(Dataset items)
__________________________________________________

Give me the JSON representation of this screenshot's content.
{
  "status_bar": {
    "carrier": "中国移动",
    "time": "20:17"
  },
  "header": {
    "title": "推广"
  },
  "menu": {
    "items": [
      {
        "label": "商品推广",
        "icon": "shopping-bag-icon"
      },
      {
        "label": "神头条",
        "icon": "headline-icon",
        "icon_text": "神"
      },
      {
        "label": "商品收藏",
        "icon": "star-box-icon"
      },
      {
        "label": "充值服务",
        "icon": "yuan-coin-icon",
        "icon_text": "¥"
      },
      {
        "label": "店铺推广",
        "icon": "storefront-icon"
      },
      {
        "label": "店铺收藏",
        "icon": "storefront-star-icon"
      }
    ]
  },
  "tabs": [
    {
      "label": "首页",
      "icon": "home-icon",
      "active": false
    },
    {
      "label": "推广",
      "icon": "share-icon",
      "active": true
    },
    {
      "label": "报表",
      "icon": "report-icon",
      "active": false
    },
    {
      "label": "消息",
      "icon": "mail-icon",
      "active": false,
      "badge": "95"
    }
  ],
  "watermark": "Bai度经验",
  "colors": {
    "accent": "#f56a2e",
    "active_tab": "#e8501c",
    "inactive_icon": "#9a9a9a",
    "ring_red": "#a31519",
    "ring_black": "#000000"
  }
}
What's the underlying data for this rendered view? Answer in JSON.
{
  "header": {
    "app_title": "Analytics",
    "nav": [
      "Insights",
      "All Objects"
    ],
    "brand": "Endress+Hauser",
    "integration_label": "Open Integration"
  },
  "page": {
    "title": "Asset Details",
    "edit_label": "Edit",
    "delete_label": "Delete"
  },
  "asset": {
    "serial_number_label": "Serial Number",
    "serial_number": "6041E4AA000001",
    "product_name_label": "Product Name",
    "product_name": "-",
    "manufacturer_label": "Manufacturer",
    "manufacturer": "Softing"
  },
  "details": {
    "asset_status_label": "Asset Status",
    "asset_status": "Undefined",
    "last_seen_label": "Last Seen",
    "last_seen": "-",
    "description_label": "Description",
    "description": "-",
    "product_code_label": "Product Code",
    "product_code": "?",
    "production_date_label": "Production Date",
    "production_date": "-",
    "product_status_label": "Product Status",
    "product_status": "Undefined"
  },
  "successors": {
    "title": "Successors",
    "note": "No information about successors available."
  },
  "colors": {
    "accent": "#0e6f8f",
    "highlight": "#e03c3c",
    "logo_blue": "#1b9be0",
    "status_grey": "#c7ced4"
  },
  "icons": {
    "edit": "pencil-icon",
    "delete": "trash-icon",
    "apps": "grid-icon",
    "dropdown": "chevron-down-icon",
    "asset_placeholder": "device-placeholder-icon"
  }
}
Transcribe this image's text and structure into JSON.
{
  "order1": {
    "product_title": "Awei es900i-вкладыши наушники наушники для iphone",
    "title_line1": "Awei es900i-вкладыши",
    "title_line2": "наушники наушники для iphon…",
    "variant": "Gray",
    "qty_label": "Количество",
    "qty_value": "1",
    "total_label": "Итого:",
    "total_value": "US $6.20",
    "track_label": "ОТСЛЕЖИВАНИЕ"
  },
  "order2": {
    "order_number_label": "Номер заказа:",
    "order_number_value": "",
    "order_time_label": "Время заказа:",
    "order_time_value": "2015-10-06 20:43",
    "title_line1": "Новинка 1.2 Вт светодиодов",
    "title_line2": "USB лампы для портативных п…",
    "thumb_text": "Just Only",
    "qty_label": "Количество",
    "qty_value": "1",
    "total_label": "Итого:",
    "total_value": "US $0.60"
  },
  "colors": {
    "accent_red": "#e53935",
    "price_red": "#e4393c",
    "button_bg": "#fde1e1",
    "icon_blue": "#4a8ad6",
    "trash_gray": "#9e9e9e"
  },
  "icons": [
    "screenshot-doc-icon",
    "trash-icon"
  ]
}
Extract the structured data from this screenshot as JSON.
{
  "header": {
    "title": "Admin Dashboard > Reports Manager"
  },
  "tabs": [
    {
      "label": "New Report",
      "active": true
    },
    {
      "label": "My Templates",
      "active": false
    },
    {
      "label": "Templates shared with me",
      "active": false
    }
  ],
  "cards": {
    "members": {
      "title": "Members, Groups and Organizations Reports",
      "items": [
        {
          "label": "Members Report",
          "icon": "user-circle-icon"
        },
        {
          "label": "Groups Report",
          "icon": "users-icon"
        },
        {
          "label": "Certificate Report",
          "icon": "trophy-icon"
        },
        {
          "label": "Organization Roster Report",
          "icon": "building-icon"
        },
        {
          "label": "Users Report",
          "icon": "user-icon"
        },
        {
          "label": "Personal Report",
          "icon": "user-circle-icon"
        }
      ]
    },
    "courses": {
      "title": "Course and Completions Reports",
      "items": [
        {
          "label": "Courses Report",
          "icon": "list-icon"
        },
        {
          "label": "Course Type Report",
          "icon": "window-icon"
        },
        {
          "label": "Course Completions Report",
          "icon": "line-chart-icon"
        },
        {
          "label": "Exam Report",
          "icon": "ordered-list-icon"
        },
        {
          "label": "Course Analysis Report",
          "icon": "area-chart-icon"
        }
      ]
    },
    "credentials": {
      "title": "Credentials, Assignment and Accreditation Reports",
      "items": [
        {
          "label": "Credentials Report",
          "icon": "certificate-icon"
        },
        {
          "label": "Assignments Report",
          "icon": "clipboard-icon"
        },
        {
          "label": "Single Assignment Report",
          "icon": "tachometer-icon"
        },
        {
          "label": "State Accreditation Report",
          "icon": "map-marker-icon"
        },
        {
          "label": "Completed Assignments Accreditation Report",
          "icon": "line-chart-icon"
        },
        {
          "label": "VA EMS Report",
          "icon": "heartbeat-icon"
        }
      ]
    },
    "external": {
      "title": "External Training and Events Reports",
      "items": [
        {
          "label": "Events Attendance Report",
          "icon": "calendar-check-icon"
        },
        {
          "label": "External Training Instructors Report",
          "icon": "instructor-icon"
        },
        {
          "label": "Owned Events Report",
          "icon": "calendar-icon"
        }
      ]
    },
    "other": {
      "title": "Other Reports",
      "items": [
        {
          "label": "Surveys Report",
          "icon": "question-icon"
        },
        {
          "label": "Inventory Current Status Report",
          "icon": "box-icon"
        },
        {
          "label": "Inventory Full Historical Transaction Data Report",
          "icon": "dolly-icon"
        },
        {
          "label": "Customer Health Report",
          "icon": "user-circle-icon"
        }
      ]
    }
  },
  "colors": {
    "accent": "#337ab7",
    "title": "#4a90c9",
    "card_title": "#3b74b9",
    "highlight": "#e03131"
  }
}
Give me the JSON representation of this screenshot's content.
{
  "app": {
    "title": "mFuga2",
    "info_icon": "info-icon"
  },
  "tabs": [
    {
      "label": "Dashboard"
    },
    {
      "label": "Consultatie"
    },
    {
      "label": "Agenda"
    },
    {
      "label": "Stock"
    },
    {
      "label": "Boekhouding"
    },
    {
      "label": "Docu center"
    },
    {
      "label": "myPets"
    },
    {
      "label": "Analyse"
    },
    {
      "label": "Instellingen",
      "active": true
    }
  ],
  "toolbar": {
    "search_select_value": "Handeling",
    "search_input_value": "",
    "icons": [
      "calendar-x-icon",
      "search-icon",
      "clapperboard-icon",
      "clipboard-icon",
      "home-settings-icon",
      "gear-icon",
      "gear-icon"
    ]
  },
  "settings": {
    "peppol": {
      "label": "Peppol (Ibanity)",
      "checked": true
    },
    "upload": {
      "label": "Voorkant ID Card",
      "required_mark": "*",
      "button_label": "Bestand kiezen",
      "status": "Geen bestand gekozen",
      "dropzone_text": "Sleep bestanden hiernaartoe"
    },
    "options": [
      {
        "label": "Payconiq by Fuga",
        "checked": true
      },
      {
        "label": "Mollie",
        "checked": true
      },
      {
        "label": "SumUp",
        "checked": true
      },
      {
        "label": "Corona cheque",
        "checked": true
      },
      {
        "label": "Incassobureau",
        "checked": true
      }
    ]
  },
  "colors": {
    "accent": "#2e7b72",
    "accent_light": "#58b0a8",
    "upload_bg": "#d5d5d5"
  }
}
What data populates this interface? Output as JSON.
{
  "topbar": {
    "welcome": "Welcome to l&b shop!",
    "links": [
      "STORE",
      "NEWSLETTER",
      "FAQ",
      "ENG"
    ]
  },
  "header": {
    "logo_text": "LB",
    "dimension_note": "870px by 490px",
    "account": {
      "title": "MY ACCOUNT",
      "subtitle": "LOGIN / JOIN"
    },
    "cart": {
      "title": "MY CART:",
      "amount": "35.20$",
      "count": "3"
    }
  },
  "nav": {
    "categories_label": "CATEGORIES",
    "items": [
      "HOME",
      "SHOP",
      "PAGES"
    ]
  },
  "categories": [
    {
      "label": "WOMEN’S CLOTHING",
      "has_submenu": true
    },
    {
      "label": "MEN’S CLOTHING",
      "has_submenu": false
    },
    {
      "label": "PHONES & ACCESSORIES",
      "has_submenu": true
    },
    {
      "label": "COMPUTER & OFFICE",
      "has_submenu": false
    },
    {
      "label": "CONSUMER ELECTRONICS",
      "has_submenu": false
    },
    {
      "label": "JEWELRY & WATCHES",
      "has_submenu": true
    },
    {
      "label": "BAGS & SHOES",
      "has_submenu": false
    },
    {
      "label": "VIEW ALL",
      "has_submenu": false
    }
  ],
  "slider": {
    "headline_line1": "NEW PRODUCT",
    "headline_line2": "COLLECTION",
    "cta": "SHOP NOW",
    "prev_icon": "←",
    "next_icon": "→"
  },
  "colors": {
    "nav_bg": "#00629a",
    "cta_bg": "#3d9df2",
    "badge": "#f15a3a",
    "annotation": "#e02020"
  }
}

__________________________________________________

> **WORK TO COMPLETE**:
In the entries above, identify each line that includes the string "this", then copy it.

> **WRITTEN ANSWER**:
Give me the JSON representation of this screenshot's content.
What's the underlying data for this rendered view? Answer in JSON.
Transcribe this image's text and structure into JSON.
Extract the structured data from this screenshot as JSON.
Give me the JSON representation of this screenshot's content.
What data populates this interface? Output as JSON.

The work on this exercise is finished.